[Collected data entries]

::::::::::

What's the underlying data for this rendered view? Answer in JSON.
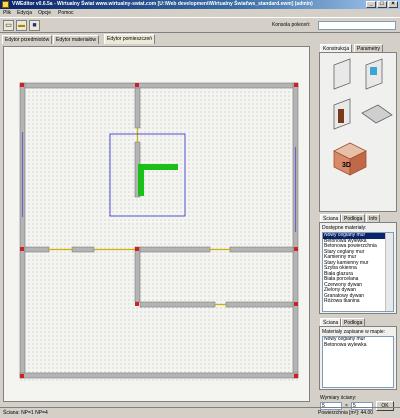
{
  "window": {
    "title": "VWEditor v0.6.5a - Wirtualny Świat www.wirtualny-swiat.com [U:\\Web development\\Wirtualny Świat\\ws_standard.ewm] (admin)"
  },
  "menu": {
    "items": [
      "Plik",
      "Edycja",
      "Opcje",
      "Pomoc"
    ]
  },
  "toolbar": {
    "console_label": "Konsola poleceń:",
    "console_value": ""
  },
  "tabs": [
    "Edytor przedmiotów",
    "Edytor materiałów",
    "Edytor pomieszczeń"
  ],
  "right_tabs": [
    "Konstrukcja",
    "Parametry"
  ],
  "mid_tabs": [
    "Ściana",
    "Podłoga",
    "Info"
  ],
  "materials_label": "Dostępne materiały:",
  "materials": [
    "Nowy ceglany mur",
    "Betonowa wylewka",
    "Betonowa powierzchnia",
    "Stary ceglany mur",
    "Kamienny mur",
    "Stary kamienny mur",
    "Szyba okienna",
    "Biała glazura",
    "Biała porcelana",
    "Czerwony dywan",
    "Zielony dywan",
    "Granatowy dywan",
    "Różowa tkanina"
  ],
  "lower_tabs": [
    "Ściana",
    "Podłoga"
  ],
  "saved_label": "Materiały zapisane w mapie:",
  "saved_materials": [
    "Nowy ceglany mur",
    "Betonowa wylewka"
  ],
  "wall_size": {
    "label": "Wymiary ściany:",
    "w": "5",
    "h": "5",
    "ok": "OK"
  },
  "threeD_label": "3D",
  "status": {
    "left": "Ściana: NP=1 NP=4",
    "right": "Powierzchnia [m²]: 44.00"
  }
}
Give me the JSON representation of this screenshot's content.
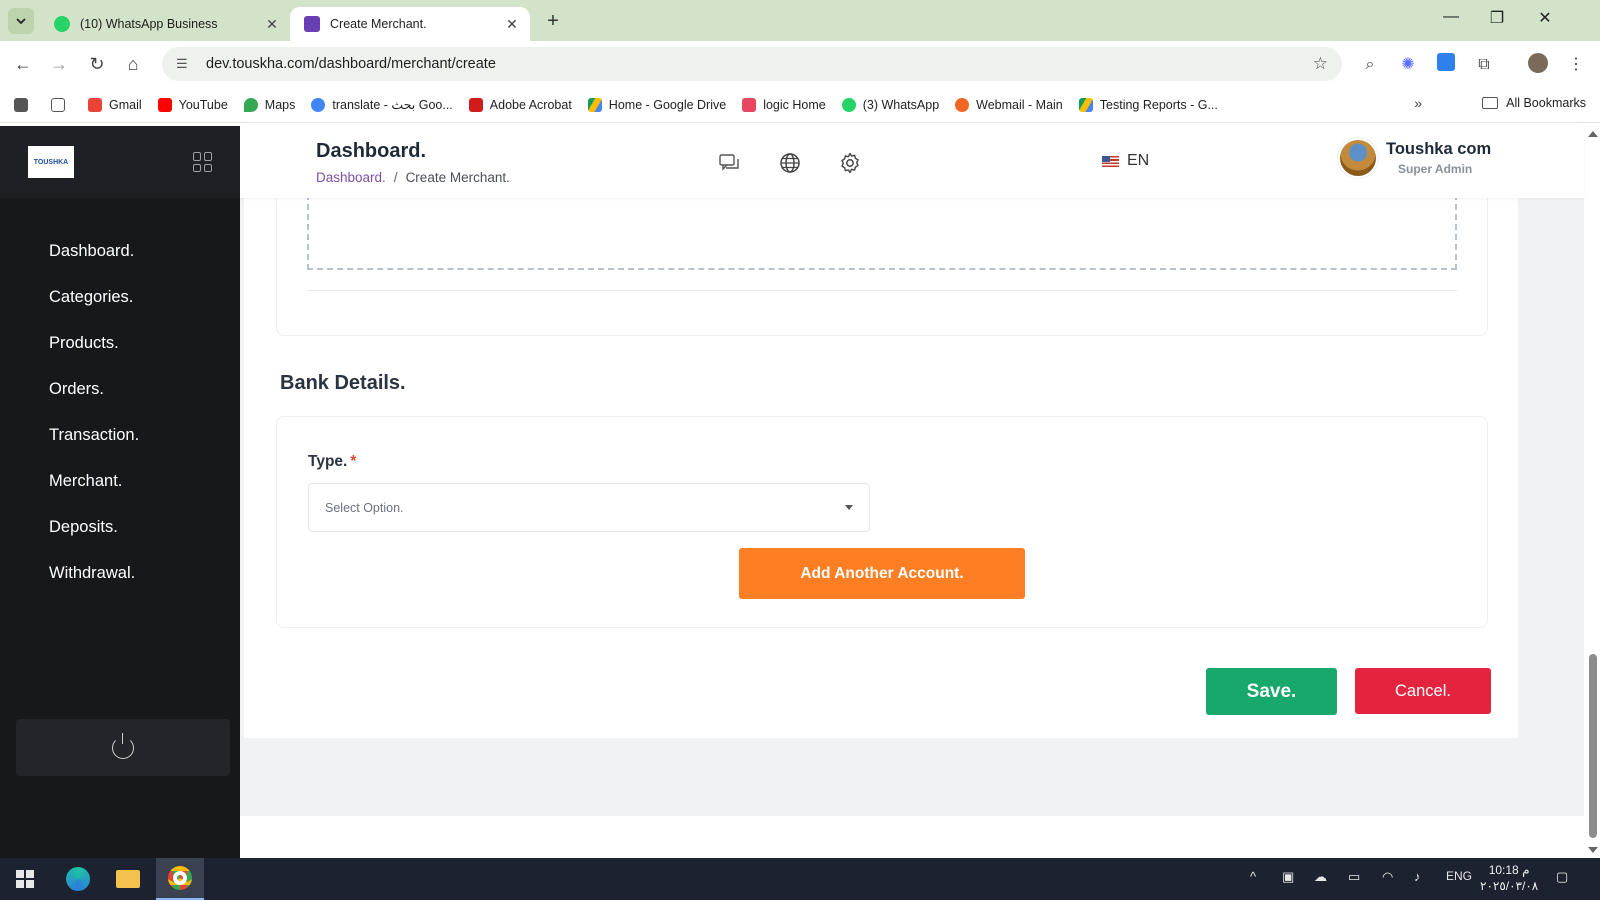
{
  "browser": {
    "tabs": [
      {
        "title": "(10) WhatsApp Business",
        "active": false
      },
      {
        "title": "Create Merchant.",
        "active": true
      }
    ],
    "url": "dev.touskha.com/dashboard/merchant/create",
    "bookmarks": [
      {
        "label": "Gmail",
        "color": "#ea4335"
      },
      {
        "label": "YouTube",
        "color": "#ff0000"
      },
      {
        "label": "Maps",
        "color": "#34a853"
      },
      {
        "label": "translate - بحث Goo...",
        "color": "#4285f4"
      },
      {
        "label": "Adobe Acrobat",
        "color": "#d21b1b"
      },
      {
        "label": "Home - Google Drive",
        "color": "#fbbc04"
      },
      {
        "label": "logic Home",
        "color": "#e9465f"
      },
      {
        "label": "(3) WhatsApp",
        "color": "#25d366"
      },
      {
        "label": "Webmail - Main",
        "color": "#f26522"
      },
      {
        "label": "Testing Reports - G...",
        "color": "#0f9d58"
      }
    ],
    "all_bookmarks": "All Bookmarks"
  },
  "sidebar": {
    "logo_text": "TOUSHKA",
    "items": [
      {
        "label": "Dashboard."
      },
      {
        "label": "Categories."
      },
      {
        "label": "Products."
      },
      {
        "label": "Orders."
      },
      {
        "label": "Transaction."
      },
      {
        "label": "Merchant."
      },
      {
        "label": "Deposits."
      },
      {
        "label": "Withdrawal."
      }
    ]
  },
  "header": {
    "title": "Dashboard.",
    "breadcrumb_root": "Dashboard.",
    "breadcrumb_sep": "/",
    "breadcrumb_current": "Create Merchant.",
    "language": "EN",
    "user_name": "Toushka com",
    "user_role": "Super Admin"
  },
  "form": {
    "bank_section_title": "Bank Details.",
    "type_label": "Type.",
    "required_mark": "*",
    "type_placeholder": "Select Option.",
    "add_account_label": "Add Another Account.",
    "save_label": "Save.",
    "cancel_label": "Cancel."
  },
  "taskbar": {
    "language": "ENG",
    "time": "10:18 م",
    "date": "٢٠٢٥/٠٣/٠٨"
  },
  "colors": {
    "accent_orange": "#fd7e23",
    "save_green": "#16a96b",
    "cancel_red": "#e4233f",
    "breadcrumb_link": "#7b4fa8",
    "sidebar_bg": "#17181c"
  }
}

::::::::::

◆ TO BE DONE: Pull out each line of the entries that contains "Edytor".

◆ WRITTEN ANSWER:
    "Edytor przedmiotów",
    "Edytor materiałów",
    "Edytor pomieszczeń"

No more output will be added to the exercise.